WHAT YOU SHOULD DO: Without altering anything, repeat each of the records.

□ □ □ □ □ □ □

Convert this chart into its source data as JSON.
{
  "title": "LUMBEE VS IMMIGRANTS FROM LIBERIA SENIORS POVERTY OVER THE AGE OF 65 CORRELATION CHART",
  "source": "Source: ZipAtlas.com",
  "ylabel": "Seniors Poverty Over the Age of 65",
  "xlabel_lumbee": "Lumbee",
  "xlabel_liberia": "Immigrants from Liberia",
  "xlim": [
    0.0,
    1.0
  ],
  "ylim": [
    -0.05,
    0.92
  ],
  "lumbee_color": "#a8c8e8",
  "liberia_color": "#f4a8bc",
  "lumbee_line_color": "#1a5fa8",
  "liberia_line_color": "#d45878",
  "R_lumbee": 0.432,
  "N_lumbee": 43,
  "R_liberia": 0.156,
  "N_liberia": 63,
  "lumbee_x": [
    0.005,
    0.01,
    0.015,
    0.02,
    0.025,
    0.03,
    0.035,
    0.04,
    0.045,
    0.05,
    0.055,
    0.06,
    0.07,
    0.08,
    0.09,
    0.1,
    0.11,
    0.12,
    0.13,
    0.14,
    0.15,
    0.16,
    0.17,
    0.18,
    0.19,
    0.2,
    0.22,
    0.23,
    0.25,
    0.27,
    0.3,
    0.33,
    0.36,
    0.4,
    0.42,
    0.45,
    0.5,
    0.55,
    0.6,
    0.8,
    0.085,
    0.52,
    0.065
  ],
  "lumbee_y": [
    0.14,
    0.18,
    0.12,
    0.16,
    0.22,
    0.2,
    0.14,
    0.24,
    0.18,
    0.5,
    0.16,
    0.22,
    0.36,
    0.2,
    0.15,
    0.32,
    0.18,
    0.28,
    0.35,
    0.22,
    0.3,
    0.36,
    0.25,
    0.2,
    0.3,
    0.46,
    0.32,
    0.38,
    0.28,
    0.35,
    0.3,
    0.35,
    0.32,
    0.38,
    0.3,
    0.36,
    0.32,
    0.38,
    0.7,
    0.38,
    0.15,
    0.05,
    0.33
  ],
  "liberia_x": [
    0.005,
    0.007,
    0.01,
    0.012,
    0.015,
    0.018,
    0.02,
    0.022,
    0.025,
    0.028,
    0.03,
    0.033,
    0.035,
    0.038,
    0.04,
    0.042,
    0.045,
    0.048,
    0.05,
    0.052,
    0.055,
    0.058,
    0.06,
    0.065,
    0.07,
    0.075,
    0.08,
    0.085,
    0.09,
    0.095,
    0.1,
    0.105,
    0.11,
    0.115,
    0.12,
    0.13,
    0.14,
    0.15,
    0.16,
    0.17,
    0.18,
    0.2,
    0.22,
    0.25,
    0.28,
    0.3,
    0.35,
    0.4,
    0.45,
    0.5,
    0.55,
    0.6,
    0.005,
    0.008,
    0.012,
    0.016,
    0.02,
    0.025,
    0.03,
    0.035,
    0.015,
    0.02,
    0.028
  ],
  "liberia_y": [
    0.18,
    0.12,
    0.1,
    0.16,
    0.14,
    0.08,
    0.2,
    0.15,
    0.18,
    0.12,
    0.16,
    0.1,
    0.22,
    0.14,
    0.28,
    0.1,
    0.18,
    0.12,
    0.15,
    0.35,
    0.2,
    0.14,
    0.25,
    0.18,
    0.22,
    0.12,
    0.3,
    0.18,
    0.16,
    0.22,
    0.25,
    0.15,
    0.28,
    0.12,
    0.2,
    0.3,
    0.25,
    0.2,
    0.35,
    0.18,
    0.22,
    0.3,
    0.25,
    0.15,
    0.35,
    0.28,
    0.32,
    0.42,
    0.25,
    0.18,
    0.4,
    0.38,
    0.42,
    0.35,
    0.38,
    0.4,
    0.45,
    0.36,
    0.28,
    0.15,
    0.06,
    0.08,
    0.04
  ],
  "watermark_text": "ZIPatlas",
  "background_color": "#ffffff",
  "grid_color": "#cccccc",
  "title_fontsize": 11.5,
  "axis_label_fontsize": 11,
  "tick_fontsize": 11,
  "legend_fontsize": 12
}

□ □ □ □ □ □ □

EXERCISE ANSWER:
Convert this chart into its source data as JSON.
{
  "title": "LUMBEE VS IMMIGRANTS FROM LIBERIA SENIORS POVERTY OVER THE AGE OF 65 CORRELATION CHART",
  "source": "Source: ZipAtlas.com",
  "ylabel": "Seniors Poverty Over the Age of 65",
  "xlabel_lumbee": "Lumbee",
  "xlabel_liberia": "Immigrants from Liberia",
  "xlim": [
    0.0,
    1.0
  ],
  "ylim": [
    -0.05,
    0.92
  ],
  "lumbee_color": "#a8c8e8",
  "liberia_color": "#f4a8bc",
  "lumbee_line_color": "#1a5fa8",
  "liberia_line_color": "#d45878",
  "R_lumbee": 0.432,
  "N_lumbee": 43,
  "R_liberia": 0.156,
  "N_liberia": 63,
  "lumbee_x": [
    0.005,
    0.01,
    0.015,
    0.02,
    0.025,
    0.03,
    0.035,
    0.04,
    0.045,
    0.05,
    0.055,
    0.06,
    0.07,
    0.08,
    0.09,
    0.1,
    0.11,
    0.12,
    0.13,
    0.14,
    0.15,
    0.16,
    0.17,
    0.18,
    0.19,
    0.2,
    0.22,
    0.23,
    0.25,
    0.27,
    0.3,
    0.33,
    0.36,
    0.4,
    0.42,
    0.45,
    0.5,
    0.55,
    0.6,
    0.8,
    0.085,
    0.52,
    0.065
  ],
  "lumbee_y": [
    0.14,
    0.18,
    0.12,
    0.16,
    0.22,
    0.2,
    0.14,
    0.24,
    0.18,
    0.5,
    0.16,
    0.22,
    0.36,
    0.2,
    0.15,
    0.32,
    0.18,
    0.28,
    0.35,
    0.22,
    0.3,
    0.36,
    0.25,
    0.2,
    0.3,
    0.46,
    0.32,
    0.38,
    0.28,
    0.35,
    0.3,
    0.35,
    0.32,
    0.38,
    0.3,
    0.36,
    0.32,
    0.38,
    0.7,
    0.38,
    0.15,
    0.05,
    0.33
  ],
  "liberia_x": [
    0.005,
    0.007,
    0.01,
    0.012,
    0.015,
    0.018,
    0.02,
    0.022,
    0.025,
    0.028,
    0.03,
    0.033,
    0.035,
    0.038,
    0.04,
    0.042,
    0.045,
    0.048,
    0.05,
    0.052,
    0.055,
    0.058,
    0.06,
    0.065,
    0.07,
    0.075,
    0.08,
    0.085,
    0.09,
    0.095,
    0.1,
    0.105,
    0.11,
    0.115,
    0.12,
    0.13,
    0.14,
    0.15,
    0.16,
    0.17,
    0.18,
    0.2,
    0.22,
    0.25,
    0.28,
    0.3,
    0.35,
    0.4,
    0.45,
    0.5,
    0.55,
    0.6,
    0.005,
    0.008,
    0.012,
    0.016,
    0.02,
    0.025,
    0.03,
    0.035,
    0.015,
    0.02,
    0.028
  ],
  "liberia_y": [
    0.18,
    0.12,
    0.1,
    0.16,
    0.14,
    0.08,
    0.2,
    0.15,
    0.18,
    0.12,
    0.16,
    0.1,
    0.22,
    0.14,
    0.28,
    0.1,
    0.18,
    0.12,
    0.15,
    0.35,
    0.2,
    0.14,
    0.25,
    0.18,
    0.22,
    0.12,
    0.3,
    0.18,
    0.16,
    0.22,
    0.25,
    0.15,
    0.28,
    0.12,
    0.2,
    0.3,
    0.25,
    0.2,
    0.35,
    0.18,
    0.22,
    0.3,
    0.25,
    0.15,
    0.35,
    0.28,
    0.32,
    0.42,
    0.25,
    0.18,
    0.4,
    0.38,
    0.42,
    0.35,
    0.38,
    0.4,
    0.45,
    0.36,
    0.28,
    0.15,
    0.06,
    0.08,
    0.04
  ],
  "watermark_text": "ZIPatlas",
  "background_color": "#ffffff",
  "grid_color": "#cccccc",
  "title_fontsize": 11.5,
  "axis_label_fontsize": 11,
  "tick_fontsize": 11,
  "legend_fontsize": 12
}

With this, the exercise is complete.